*Direction*
Retype the lines of the records below, from the line with "- activity-label: 活动内容:: [94, 973, 156, 989]" through the line with "- section1-heading: 一、学生起点分析: [94, 343, 206, 359]", both included, keeping every character unchanged.

*Box coordinate listings*
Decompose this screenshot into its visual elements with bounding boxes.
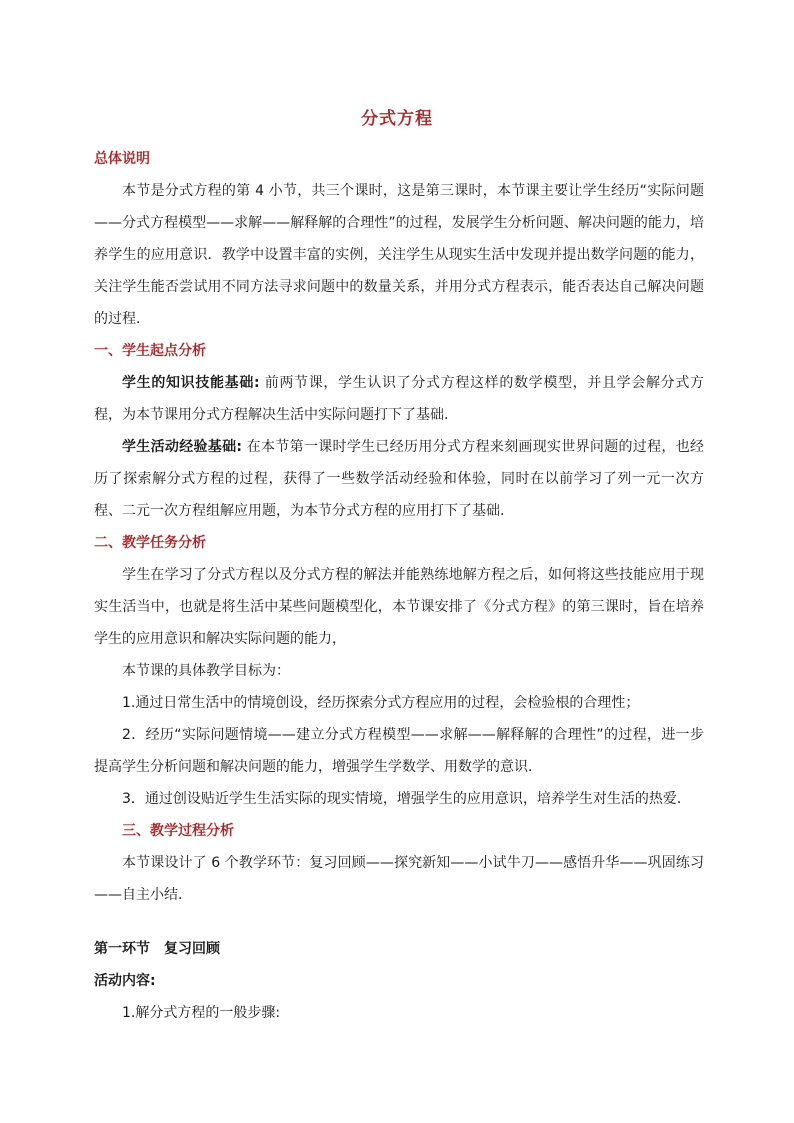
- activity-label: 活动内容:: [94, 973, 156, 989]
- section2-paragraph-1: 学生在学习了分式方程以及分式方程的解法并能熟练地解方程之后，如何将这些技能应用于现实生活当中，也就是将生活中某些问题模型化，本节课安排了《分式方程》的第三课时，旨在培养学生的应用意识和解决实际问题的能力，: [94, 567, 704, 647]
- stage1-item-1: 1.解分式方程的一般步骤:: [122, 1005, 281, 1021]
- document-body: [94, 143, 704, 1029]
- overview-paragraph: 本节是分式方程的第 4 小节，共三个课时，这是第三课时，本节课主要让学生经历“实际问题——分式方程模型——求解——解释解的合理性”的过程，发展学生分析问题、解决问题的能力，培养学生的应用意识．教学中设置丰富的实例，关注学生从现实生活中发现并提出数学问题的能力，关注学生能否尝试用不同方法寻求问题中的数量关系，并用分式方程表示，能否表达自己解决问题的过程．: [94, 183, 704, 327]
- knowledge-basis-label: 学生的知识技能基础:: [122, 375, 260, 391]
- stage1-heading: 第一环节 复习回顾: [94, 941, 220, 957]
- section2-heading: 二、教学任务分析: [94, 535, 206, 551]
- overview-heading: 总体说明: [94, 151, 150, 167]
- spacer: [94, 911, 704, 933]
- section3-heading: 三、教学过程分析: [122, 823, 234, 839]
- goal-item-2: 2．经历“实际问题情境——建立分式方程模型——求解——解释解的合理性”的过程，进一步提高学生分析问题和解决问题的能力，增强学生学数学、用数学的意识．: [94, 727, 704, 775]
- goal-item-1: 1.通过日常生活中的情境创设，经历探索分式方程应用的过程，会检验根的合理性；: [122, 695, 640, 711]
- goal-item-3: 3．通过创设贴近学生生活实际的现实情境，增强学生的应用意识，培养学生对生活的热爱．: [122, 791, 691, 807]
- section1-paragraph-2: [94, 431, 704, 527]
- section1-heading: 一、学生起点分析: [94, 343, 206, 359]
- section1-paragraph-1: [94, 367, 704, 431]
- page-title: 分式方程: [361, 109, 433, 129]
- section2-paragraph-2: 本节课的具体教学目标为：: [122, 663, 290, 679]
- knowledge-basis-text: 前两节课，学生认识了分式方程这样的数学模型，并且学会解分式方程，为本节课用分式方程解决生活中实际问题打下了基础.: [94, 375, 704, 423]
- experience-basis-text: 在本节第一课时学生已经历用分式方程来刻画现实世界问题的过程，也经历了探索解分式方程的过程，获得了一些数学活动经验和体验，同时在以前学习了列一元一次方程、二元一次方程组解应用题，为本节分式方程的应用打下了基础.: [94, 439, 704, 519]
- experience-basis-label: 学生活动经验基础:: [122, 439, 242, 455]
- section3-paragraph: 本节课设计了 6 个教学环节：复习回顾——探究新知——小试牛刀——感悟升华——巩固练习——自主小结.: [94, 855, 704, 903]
* * *
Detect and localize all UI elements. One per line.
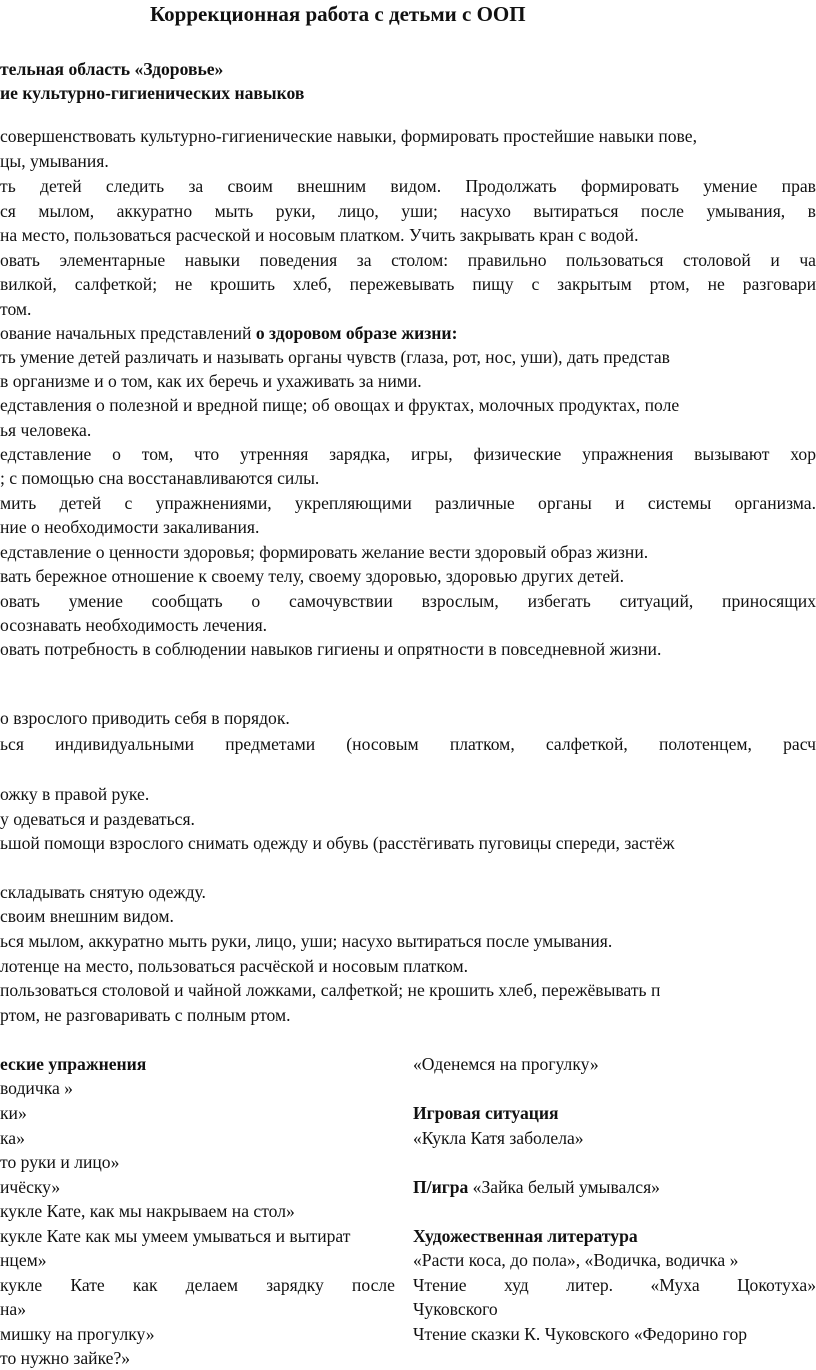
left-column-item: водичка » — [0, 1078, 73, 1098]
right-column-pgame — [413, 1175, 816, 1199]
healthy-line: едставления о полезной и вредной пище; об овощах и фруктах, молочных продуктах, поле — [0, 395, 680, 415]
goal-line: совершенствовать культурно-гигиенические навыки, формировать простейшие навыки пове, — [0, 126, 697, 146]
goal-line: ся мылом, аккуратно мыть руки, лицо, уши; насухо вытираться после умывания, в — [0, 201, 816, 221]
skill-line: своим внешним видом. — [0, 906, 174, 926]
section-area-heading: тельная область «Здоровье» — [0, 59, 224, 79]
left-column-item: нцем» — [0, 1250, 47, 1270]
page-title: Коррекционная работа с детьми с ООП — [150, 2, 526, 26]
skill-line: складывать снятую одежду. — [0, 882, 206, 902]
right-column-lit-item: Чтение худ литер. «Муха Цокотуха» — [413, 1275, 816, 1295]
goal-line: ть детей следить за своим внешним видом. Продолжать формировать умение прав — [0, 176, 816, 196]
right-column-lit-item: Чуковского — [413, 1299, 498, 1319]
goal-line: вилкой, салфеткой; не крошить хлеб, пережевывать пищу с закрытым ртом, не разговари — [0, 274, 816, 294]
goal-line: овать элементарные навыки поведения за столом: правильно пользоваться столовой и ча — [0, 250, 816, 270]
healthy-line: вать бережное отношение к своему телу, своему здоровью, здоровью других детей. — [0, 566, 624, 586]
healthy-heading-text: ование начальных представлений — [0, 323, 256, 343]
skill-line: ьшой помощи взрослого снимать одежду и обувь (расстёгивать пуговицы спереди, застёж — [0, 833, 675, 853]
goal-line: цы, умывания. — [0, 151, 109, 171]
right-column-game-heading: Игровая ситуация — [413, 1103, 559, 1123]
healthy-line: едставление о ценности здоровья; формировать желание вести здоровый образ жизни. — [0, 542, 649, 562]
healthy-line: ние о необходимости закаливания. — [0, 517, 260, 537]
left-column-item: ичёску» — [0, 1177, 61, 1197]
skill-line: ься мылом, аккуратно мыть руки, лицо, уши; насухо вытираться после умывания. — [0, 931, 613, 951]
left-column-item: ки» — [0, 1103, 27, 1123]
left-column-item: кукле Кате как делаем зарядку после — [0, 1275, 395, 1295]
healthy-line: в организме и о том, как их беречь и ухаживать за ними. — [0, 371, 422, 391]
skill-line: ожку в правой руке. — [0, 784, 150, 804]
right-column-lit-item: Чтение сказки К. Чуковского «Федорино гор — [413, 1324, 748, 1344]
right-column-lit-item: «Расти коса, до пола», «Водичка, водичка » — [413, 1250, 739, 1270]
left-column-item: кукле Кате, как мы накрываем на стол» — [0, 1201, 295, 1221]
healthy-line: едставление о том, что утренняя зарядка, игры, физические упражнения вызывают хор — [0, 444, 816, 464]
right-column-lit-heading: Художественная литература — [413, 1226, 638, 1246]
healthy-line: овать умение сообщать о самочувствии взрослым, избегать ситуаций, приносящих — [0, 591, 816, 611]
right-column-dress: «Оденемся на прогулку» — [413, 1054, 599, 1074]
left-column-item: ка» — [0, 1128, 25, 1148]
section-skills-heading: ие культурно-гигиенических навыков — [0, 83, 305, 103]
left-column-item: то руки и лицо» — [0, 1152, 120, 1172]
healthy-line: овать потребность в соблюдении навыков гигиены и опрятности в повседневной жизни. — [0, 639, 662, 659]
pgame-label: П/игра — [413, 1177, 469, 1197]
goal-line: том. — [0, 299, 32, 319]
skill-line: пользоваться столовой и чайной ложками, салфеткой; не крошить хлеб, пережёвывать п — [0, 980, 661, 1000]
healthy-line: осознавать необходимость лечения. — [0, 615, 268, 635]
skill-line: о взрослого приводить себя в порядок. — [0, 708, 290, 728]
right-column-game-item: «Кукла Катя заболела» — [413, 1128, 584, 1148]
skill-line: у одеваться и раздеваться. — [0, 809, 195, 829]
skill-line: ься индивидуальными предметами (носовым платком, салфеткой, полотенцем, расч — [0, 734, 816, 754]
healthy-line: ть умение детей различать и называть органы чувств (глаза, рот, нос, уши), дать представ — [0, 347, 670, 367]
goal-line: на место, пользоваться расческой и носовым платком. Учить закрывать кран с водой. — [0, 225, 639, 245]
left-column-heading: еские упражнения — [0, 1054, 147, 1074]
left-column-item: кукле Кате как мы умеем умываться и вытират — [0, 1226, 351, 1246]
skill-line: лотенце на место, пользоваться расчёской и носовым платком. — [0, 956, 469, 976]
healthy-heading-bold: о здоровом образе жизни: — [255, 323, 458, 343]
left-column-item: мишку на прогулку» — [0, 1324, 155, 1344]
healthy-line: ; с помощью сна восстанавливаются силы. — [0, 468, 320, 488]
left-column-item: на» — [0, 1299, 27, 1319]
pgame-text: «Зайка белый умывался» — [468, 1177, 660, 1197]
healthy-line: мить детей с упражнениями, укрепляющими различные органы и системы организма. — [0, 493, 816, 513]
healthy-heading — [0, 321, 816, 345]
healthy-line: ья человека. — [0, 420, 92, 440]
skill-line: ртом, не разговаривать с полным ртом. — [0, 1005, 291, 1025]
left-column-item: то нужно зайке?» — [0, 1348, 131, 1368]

*Exercise answer*
- activity-label: 活动内容:: [94, 973, 156, 989]
- section2-paragraph-1: 学生在学习了分式方程以及分式方程的解法并能熟练地解方程之后，如何将这些技能应用于现实生活当中，也就是将生活中某些问题模型化，本节课安排了《分式方程》的第三课时，旨在培养学生的应用意识和解决实际问题的能力，: [94, 567, 704, 647]
- stage1-item-1: 1.解分式方程的一般步骤:: [122, 1005, 281, 1021]
- document-body: [94, 143, 704, 1029]
- overview-paragraph: 本节是分式方程的第 4 小节，共三个课时，这是第三课时，本节课主要让学生经历“实际问题——分式方程模型——求解——解释解的合理性”的过程，发展学生分析问题、解决问题的能力，培养学生的应用意识．教学中设置丰富的实例，关注学生从现实生活中发现并提出数学问题的能力，关注学生能否尝试用不同方法寻求问题中的数量关系，并用分式方程表示，能否表达自己解决问题的过程．: [94, 183, 704, 327]
- knowledge-basis-label: 学生的知识技能基础:: [122, 375, 260, 391]
- stage1-heading: 第一环节 复习回顾: [94, 941, 220, 957]
- section2-heading: 二、教学任务分析: [94, 535, 206, 551]
- overview-heading: 总体说明: [94, 151, 150, 167]
- spacer: [94, 911, 704, 933]
- section3-heading: 三、教学过程分析: [122, 823, 234, 839]
- goal-item-2: 2．经历“实际问题情境——建立分式方程模型——求解——解释解的合理性”的过程，进一步提高学生分析问题和解决问题的能力，增强学生学数学、用数学的意识．: [94, 727, 704, 775]
- goal-item-1: 1.通过日常生活中的情境创设，经历探索分式方程应用的过程，会检验根的合理性；: [122, 695, 640, 711]
- goal-item-3: 3．通过创设贴近学生生活实际的现实情境，增强学生的应用意识，培养学生对生活的热爱．: [122, 791, 691, 807]
- section1-paragraph-2: [94, 431, 704, 527]
- section1-heading: 一、学生起点分析: [94, 343, 206, 359]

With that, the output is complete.